Written exercise
Find every line in the records that contains the string "Если", with case counting, and copy each of those lines.

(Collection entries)
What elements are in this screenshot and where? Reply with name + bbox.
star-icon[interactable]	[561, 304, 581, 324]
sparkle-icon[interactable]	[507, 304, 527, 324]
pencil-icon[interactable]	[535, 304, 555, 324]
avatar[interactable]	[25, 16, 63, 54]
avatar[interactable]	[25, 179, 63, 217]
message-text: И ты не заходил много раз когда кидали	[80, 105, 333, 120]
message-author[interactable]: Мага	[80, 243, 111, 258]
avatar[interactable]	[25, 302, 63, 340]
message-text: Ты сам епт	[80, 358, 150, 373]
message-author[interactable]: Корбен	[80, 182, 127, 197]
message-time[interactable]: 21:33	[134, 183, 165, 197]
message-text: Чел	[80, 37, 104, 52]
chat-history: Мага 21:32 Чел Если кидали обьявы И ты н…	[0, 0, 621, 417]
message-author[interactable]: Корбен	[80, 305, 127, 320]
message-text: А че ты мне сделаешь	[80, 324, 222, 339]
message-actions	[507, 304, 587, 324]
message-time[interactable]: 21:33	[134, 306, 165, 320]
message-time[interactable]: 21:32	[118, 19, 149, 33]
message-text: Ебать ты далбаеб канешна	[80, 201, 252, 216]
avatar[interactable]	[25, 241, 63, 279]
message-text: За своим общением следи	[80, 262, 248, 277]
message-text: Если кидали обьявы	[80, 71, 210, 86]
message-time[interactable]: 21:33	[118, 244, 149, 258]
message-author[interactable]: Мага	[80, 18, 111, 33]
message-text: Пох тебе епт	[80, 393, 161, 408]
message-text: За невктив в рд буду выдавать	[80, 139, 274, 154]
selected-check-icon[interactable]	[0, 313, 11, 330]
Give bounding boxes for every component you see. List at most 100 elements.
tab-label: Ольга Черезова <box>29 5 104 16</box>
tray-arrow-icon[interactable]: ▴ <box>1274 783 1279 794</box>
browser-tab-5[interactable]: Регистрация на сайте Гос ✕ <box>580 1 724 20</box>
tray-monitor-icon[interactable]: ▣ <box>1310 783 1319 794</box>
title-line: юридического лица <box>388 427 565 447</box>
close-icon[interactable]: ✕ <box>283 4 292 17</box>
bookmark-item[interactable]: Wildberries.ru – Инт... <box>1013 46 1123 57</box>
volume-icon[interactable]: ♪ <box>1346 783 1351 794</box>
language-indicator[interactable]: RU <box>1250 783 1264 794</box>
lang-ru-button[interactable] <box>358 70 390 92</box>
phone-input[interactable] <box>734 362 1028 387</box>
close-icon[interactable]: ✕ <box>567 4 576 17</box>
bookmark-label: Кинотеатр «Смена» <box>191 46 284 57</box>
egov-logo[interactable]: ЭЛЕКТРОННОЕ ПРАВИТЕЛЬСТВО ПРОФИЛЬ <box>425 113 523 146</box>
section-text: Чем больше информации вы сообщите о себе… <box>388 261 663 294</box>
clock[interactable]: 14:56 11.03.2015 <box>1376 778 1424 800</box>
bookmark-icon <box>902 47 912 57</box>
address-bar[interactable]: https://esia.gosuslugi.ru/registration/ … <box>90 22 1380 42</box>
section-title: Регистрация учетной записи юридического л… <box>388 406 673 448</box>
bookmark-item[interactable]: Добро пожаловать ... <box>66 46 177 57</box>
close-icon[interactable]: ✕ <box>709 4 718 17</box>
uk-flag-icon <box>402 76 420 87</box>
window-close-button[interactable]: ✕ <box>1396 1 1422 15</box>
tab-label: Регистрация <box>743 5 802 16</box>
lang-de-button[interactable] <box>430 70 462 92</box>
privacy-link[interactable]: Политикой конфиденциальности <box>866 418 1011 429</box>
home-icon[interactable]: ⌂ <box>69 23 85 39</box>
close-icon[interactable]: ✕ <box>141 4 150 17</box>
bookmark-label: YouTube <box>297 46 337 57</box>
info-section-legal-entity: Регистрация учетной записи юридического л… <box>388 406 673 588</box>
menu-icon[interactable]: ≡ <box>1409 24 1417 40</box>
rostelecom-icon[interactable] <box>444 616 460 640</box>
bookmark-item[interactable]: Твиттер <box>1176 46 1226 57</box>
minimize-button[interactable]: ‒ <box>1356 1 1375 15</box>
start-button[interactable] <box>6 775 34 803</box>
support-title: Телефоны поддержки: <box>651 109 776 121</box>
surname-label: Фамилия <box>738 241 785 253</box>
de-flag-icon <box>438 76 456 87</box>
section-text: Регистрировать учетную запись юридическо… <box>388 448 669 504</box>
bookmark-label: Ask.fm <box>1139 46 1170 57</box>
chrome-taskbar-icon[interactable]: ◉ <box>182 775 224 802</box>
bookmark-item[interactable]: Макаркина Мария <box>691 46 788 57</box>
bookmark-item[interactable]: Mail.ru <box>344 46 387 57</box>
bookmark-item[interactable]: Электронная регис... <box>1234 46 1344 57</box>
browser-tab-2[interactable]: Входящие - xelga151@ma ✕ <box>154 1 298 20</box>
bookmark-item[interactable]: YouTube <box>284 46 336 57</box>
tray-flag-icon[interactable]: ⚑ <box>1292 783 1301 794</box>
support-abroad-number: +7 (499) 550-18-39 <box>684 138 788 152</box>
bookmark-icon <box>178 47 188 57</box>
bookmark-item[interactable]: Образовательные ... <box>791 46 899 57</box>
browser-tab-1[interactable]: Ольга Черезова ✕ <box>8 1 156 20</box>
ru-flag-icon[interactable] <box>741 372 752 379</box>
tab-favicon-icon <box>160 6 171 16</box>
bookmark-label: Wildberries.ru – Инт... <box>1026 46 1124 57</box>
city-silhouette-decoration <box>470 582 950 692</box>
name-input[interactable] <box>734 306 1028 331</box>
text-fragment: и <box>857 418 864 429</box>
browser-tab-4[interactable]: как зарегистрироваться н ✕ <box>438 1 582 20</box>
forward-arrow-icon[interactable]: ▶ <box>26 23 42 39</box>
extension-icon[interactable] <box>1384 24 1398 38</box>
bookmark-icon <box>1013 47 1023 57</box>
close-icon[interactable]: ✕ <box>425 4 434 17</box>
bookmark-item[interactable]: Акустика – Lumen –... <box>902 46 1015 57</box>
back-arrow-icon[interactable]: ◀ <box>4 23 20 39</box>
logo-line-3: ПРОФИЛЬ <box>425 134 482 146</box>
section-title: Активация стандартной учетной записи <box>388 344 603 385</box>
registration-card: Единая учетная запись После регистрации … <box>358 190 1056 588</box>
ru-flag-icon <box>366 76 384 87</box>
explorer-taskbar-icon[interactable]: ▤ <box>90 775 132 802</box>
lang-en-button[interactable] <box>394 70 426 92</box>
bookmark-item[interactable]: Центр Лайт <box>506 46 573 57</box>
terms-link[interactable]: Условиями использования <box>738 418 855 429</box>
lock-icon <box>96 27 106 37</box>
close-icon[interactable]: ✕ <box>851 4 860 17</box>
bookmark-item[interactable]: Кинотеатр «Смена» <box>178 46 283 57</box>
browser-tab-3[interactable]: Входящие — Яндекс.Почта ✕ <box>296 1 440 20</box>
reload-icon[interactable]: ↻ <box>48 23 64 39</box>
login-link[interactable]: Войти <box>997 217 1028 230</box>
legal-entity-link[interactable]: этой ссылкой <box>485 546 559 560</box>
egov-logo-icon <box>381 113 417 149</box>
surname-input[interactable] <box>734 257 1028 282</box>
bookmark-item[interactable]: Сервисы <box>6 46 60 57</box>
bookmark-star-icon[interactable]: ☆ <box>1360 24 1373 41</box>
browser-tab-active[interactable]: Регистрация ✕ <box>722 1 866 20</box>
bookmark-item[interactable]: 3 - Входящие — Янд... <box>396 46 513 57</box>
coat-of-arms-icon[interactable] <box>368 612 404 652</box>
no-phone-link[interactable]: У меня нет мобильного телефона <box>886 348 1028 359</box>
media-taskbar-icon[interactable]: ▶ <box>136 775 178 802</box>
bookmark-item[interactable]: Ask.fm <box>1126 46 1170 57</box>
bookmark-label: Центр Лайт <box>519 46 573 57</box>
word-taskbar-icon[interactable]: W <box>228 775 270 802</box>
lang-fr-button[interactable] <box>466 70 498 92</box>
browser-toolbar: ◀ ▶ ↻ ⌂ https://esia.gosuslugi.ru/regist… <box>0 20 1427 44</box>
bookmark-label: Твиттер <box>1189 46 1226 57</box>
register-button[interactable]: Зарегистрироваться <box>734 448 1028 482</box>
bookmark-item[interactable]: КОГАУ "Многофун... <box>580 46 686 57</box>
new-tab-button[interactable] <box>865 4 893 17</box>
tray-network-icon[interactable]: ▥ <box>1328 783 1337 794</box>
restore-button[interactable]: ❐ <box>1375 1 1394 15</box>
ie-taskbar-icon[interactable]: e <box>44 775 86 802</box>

Solution below
chat-history: Мага 21:32 Чел Если кидали обьявы И ты н…	[0, 0, 621, 417]
message-text: Если кидали обьявы	[80, 71, 210, 86]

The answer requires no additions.